_Your objective_: Look over the lines below. Report each one that includes the string "structured".

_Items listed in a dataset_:
------

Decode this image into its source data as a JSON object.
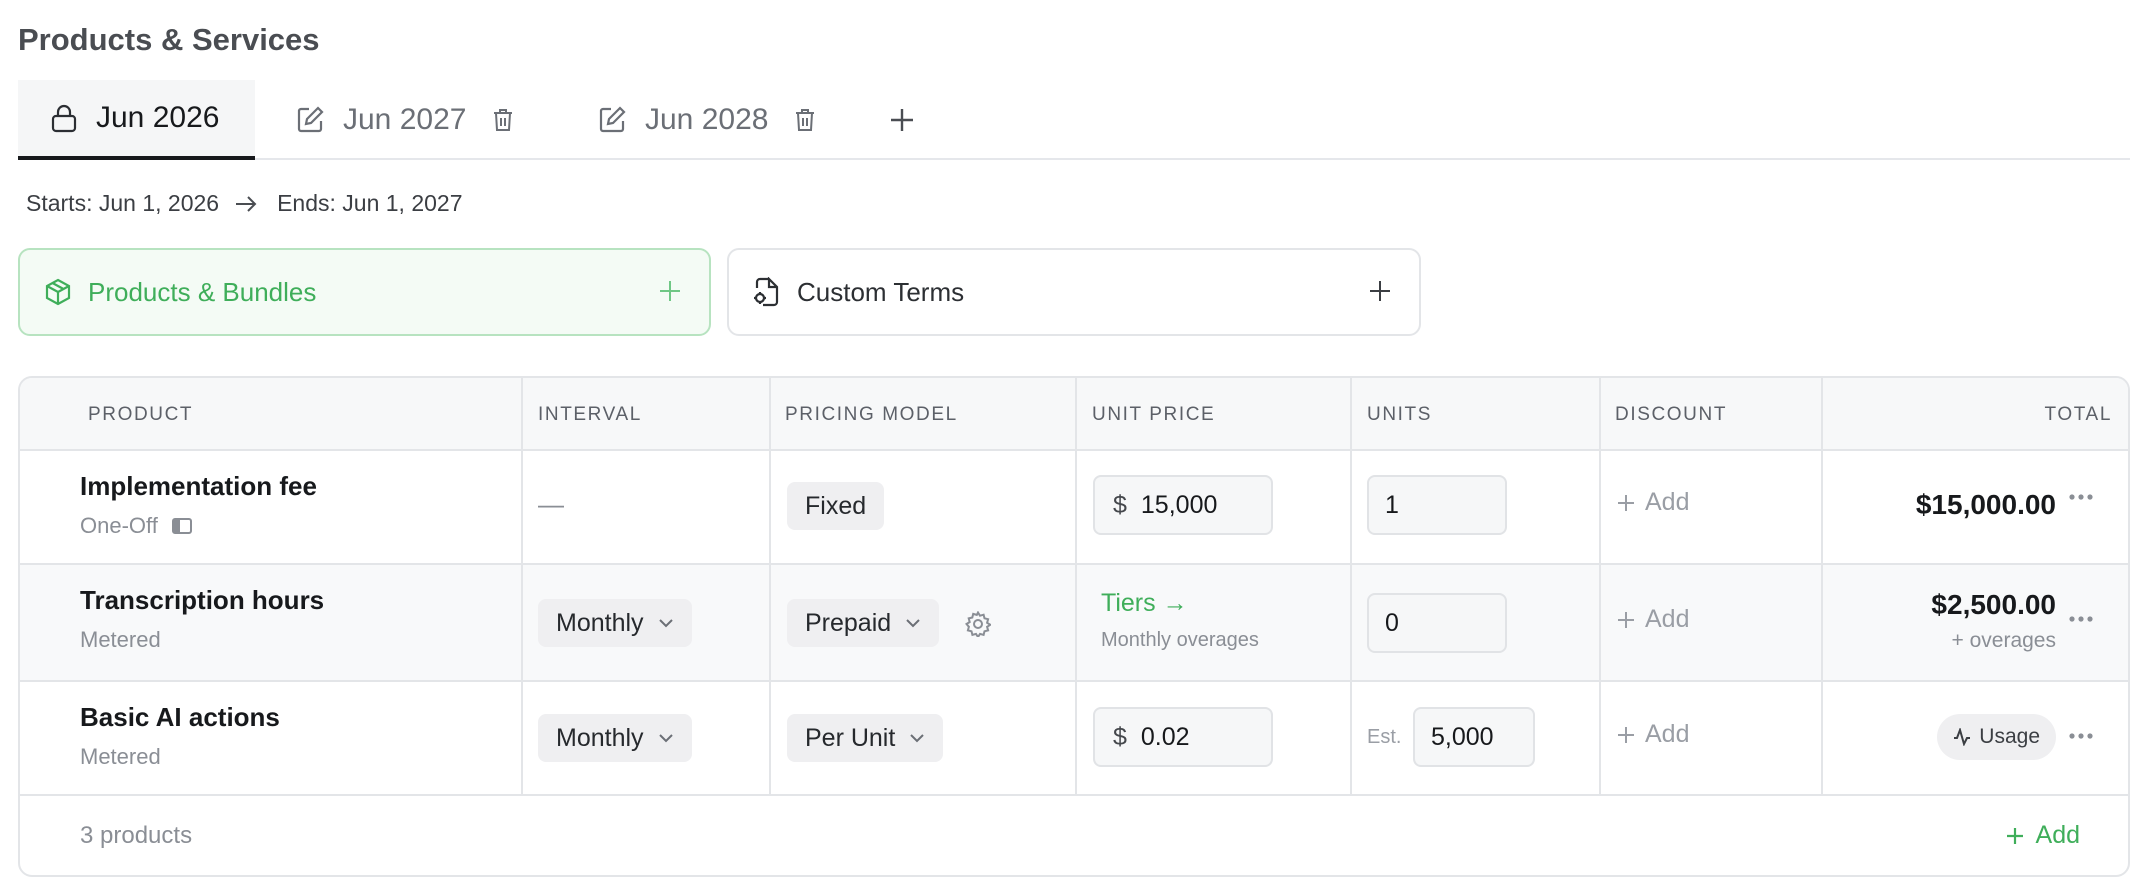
{
  "page": {
    "title": "Products & Services"
  },
  "tabs": [
    {
      "label": "Jun 2026",
      "icon": "lock-icon",
      "active": true
    },
    {
      "label": "Jun 2027",
      "icon": "edit-icon",
      "active": false
    },
    {
      "label": "Jun 2028",
      "icon": "edit-icon",
      "active": false
    }
  ],
  "period": {
    "starts": "Starts: Jun 1, 2026",
    "ends": "Ends: Jun 1, 2027"
  },
  "cards": {
    "products": {
      "label": "Products & Bundles",
      "icon": "package-icon"
    },
    "terms": {
      "label": "Custom Terms",
      "icon": "file-settings-icon"
    }
  },
  "table": {
    "headers": {
      "product": "PRODUCT",
      "interval": "INTERVAL",
      "pricing_model": "PRICING MODEL",
      "unit_price": "UNIT PRICE",
      "units": "UNITS",
      "discount": "DISCOUNT",
      "total": "TOTAL"
    },
    "rows": [
      {
        "name": "Implementation fee",
        "type": "One-Off",
        "interval": "—",
        "pricing_model": "Fixed",
        "currency": "$",
        "unit_price": "15,000",
        "units": "1",
        "discount": "Add",
        "total": "$15,000.00"
      },
      {
        "name": "Transcription hours",
        "type": "Metered",
        "interval": "Monthly",
        "pricing_model": "Prepaid",
        "tiers_link": "Tiers →",
        "tiers_sub": "Monthly overages",
        "units": "0",
        "discount": "Add",
        "total": "$2,500.00",
        "total_sub": "+ overages"
      },
      {
        "name": "Basic AI actions",
        "type": "Metered",
        "interval": "Monthly",
        "pricing_model": "Per Unit",
        "currency": "$",
        "unit_price": "0.02",
        "units_prefix": "Est.",
        "units": "5,000",
        "discount": "Add",
        "total_badge": "Usage"
      }
    ],
    "footer": {
      "count": "3 products",
      "add": "Add"
    }
  },
  "colors": {
    "accent": "#3fae5a",
    "border": "#e3e5e8",
    "text": "#17191c"
  }
}
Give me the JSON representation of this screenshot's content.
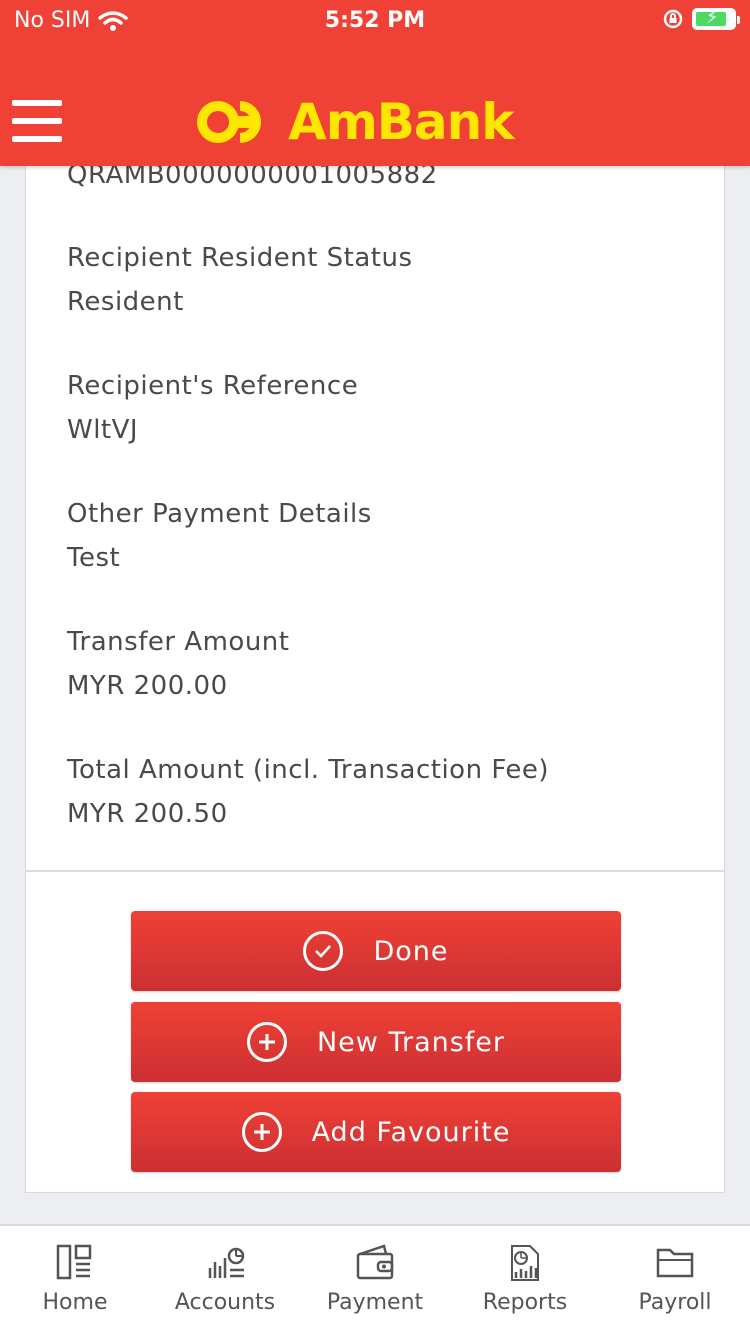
{
  "status_bar": {
    "carrier": "No SIM",
    "time": "5:52 PM"
  },
  "header": {
    "brand": "AmBank",
    "brand_color": "#ffe600",
    "bar_color": "#ef4135"
  },
  "details": {
    "partial_value": "QRAMB0000000001005882",
    "fields": [
      {
        "label": "Recipient Resident Status",
        "value": "Resident"
      },
      {
        "label": "Recipient's Reference",
        "value": "WltVJ"
      },
      {
        "label": "Other Payment Details",
        "value": "Test"
      },
      {
        "label": "Transfer Amount",
        "value": "MYR 200.00"
      },
      {
        "label": "Total Amount (incl. Transaction Fee)",
        "value": "MYR 200.50"
      }
    ]
  },
  "actions": {
    "done": "Done",
    "new_transfer": "New Transfer",
    "add_favourite": "Add Favourite"
  },
  "tabbar": {
    "items": [
      {
        "label": "Home",
        "icon": "home-icon"
      },
      {
        "label": "Accounts",
        "icon": "accounts-icon"
      },
      {
        "label": "Payment",
        "icon": "wallet-icon"
      },
      {
        "label": "Reports",
        "icon": "reports-icon"
      },
      {
        "label": "Payroll",
        "icon": "folder-icon"
      }
    ]
  }
}
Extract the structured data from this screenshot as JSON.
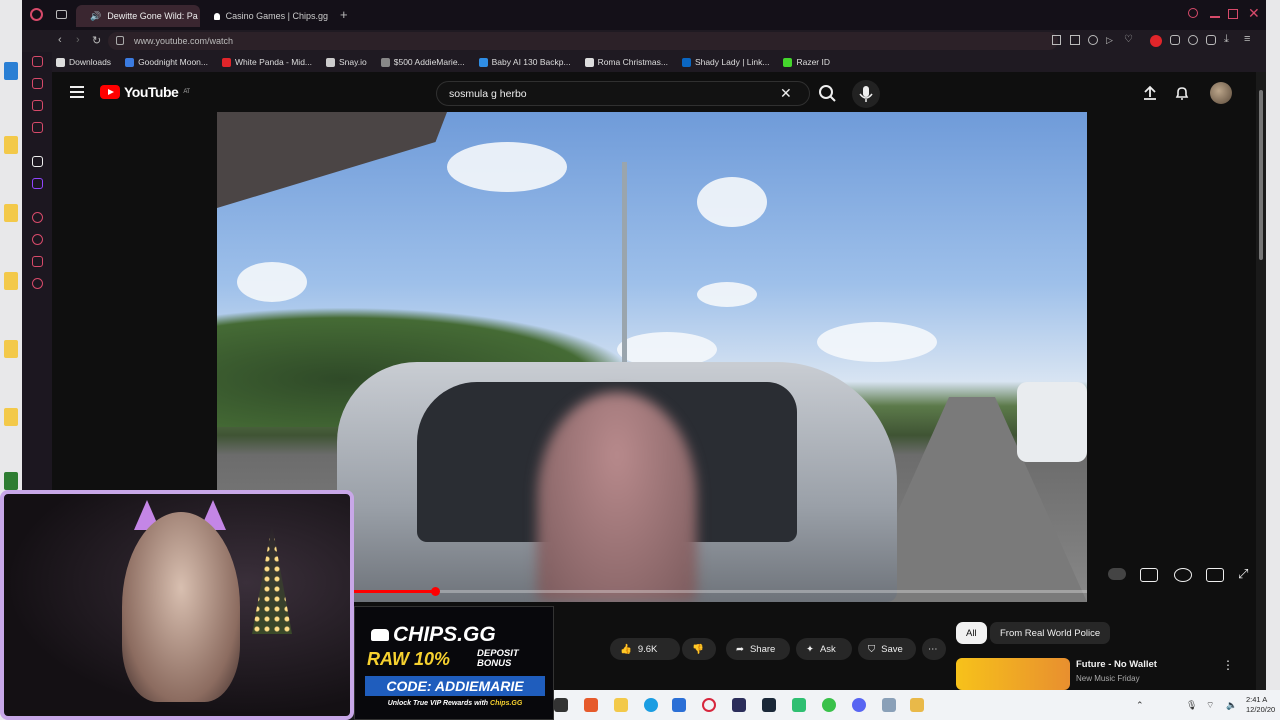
{
  "browser": {
    "tabs": [
      {
        "label": "Dewitte Gone Wild: Pa",
        "active": true
      },
      {
        "label": "Casino Games | Chips.gg",
        "active": false
      }
    ],
    "new_tab": "+",
    "url": "www.youtube.com/watch",
    "bookmarks": [
      {
        "label": "Downloads",
        "color": "#dddddd"
      },
      {
        "label": "Goodnight Moon...",
        "color": "#3b7be0"
      },
      {
        "label": "White Panda - Mid...",
        "color": "#e0252a"
      },
      {
        "label": "Snay.io",
        "color": "#cccccc"
      },
      {
        "label": "$500 AddieMarie...",
        "color": "#888888"
      },
      {
        "label": "Baby AI 130 Backp...",
        "color": "#2f8de4"
      },
      {
        "label": "Roma Christmas...",
        "color": "#dddddd"
      },
      {
        "label": "Shady Lady | Link...",
        "color": "#0a66c2"
      },
      {
        "label": "Razer ID",
        "color": "#44d62c"
      }
    ]
  },
  "youtube": {
    "logo": "YouTube",
    "country": "AT",
    "search_value": "sosmula g herbo",
    "actions": {
      "likes": "9.6K",
      "share": "Share",
      "ask": "Ask",
      "save": "Save",
      "more": "⋯"
    },
    "chips": [
      "All",
      "From Real World Police"
    ],
    "related": {
      "title": "Future - No Wallet",
      "subtitle": "New Music Friday"
    },
    "progress": 0.25
  },
  "ad": {
    "title": "CHIPS.GG",
    "raw": "RAW 10%",
    "bonus_line1": "DEPOSIT",
    "bonus_line2": "BONUS",
    "code": "CODE: ADDIEMARIE",
    "footer_prefix": "Unlock True VIP Rewards with ",
    "footer_brand": "Chips.GG"
  },
  "taskbar": {
    "time": "2:41 A",
    "date": "12/20/20"
  },
  "colors": {
    "accent": "#d74a6a",
    "yt_red": "#ff0000",
    "cam_border": "#c8a7e8"
  }
}
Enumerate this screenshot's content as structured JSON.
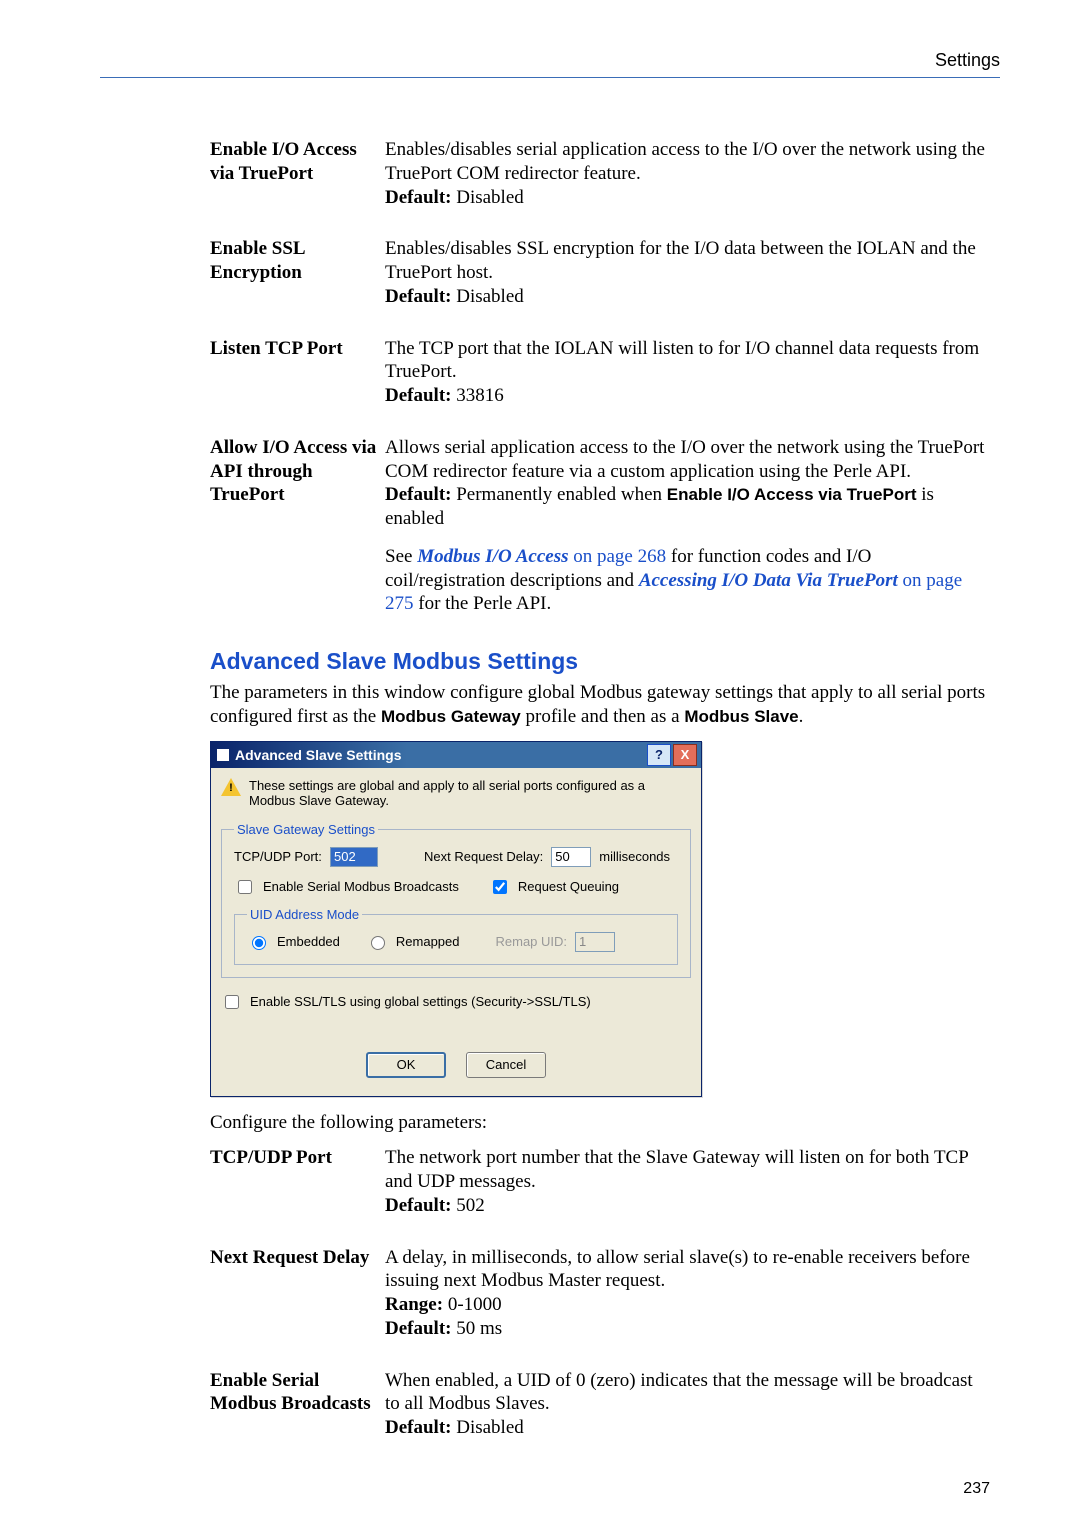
{
  "header": {
    "right": "Settings"
  },
  "defs1": [
    {
      "term": "Enable I/O Access via TruePort",
      "desc": "Enables/disables serial application access to the I/O over the network using the TruePort COM redirector feature.",
      "default_label": "Default:",
      "default_value": " Disabled"
    },
    {
      "term": "Enable SSL Encryption",
      "desc": "Enables/disables SSL encryption for the I/O data between the IOLAN and the TruePort host.",
      "default_label": "Default:",
      "default_value": " Disabled"
    },
    {
      "term": "Listen TCP Port",
      "desc": "The TCP port that the IOLAN will listen to for I/O channel data requests from TruePort.",
      "default_label": "Default:",
      "default_value": " 33816"
    }
  ],
  "defs1_complex": {
    "term": "Allow I/O Access via API through TruePort",
    "desc": "Allows serial application access to the I/O over the network using the TruePort COM redirector feature via a custom application using the Perle API.",
    "default_label": "Default:",
    "default_text_a": " Permanently enabled when ",
    "default_bold": "Enable I/O Access via TruePort",
    "default_text_b": " is enabled",
    "see_a": "See ",
    "link1": "Modbus I/O Access",
    "see_b": " on page 268",
    "see_c": " for function codes and I/O coil/registration descriptions and ",
    "link2": "Accessing I/O Data Via TruePort",
    "see_d": " on page 275",
    "see_e": " for the Perle API."
  },
  "section": {
    "title": "Advanced Slave Modbus Settings",
    "intro_a": "The parameters in this window configure global Modbus gateway settings that apply to all serial ports configured first as the ",
    "intro_b": "Modbus Gateway",
    "intro_c": " profile and then as a ",
    "intro_d": "Modbus Slave",
    "intro_e": "."
  },
  "dialog": {
    "title": "Advanced Slave Settings",
    "help": "?",
    "close": "X",
    "note": "These settings are global and apply to all serial ports configured as a Modbus Slave Gateway.",
    "grp1_legend": "Slave Gateway Settings",
    "tcpudp_label": "TCP/UDP Port:",
    "tcpudp_value": "502",
    "nextreq_label": "Next Request Delay:",
    "nextreq_value": "50",
    "ms": "milliseconds",
    "cb_broadcast": "Enable Serial Modbus Broadcasts",
    "cb_queue": "Request Queuing",
    "grp2_legend": "UID Address Mode",
    "rb_embedded": "Embedded",
    "rb_remapped": "Remapped",
    "remap_label": "Remap UID:",
    "remap_value": "1",
    "cb_ssl": "Enable SSL/TLS using global settings (Security->SSL/TLS)",
    "ok": "OK",
    "cancel": "Cancel"
  },
  "configure_text": "Configure the following parameters:",
  "defs2": [
    {
      "term": "TCP/UDP Port",
      "desc": "The network port number that the Slave Gateway will listen on for both TCP and UDP messages.",
      "extras": [
        {
          "b": "Default:",
          "t": " 502"
        }
      ]
    },
    {
      "term": "Next Request Delay",
      "term_inline": true,
      "desc": "A delay, in milliseconds, to allow serial slave(s) to re-enable receivers before issuing next Modbus Master request.",
      "extras": [
        {
          "b": "Range:",
          "t": " 0-1000"
        },
        {
          "b": "Default:",
          "t": " 50 ms"
        }
      ]
    },
    {
      "term": "Enable Serial Modbus Broadcasts",
      "desc": "When enabled, a UID of 0 (zero) indicates that the message will be broadcast to all Modbus Slaves.",
      "extras": [
        {
          "b": "Default:",
          "t": " Disabled"
        }
      ]
    }
  ],
  "page_number": "237"
}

------

_Answer below_:
Extract the structured data from this screenshot as JSON.
Enumerate this screenshot's content as structured JSON.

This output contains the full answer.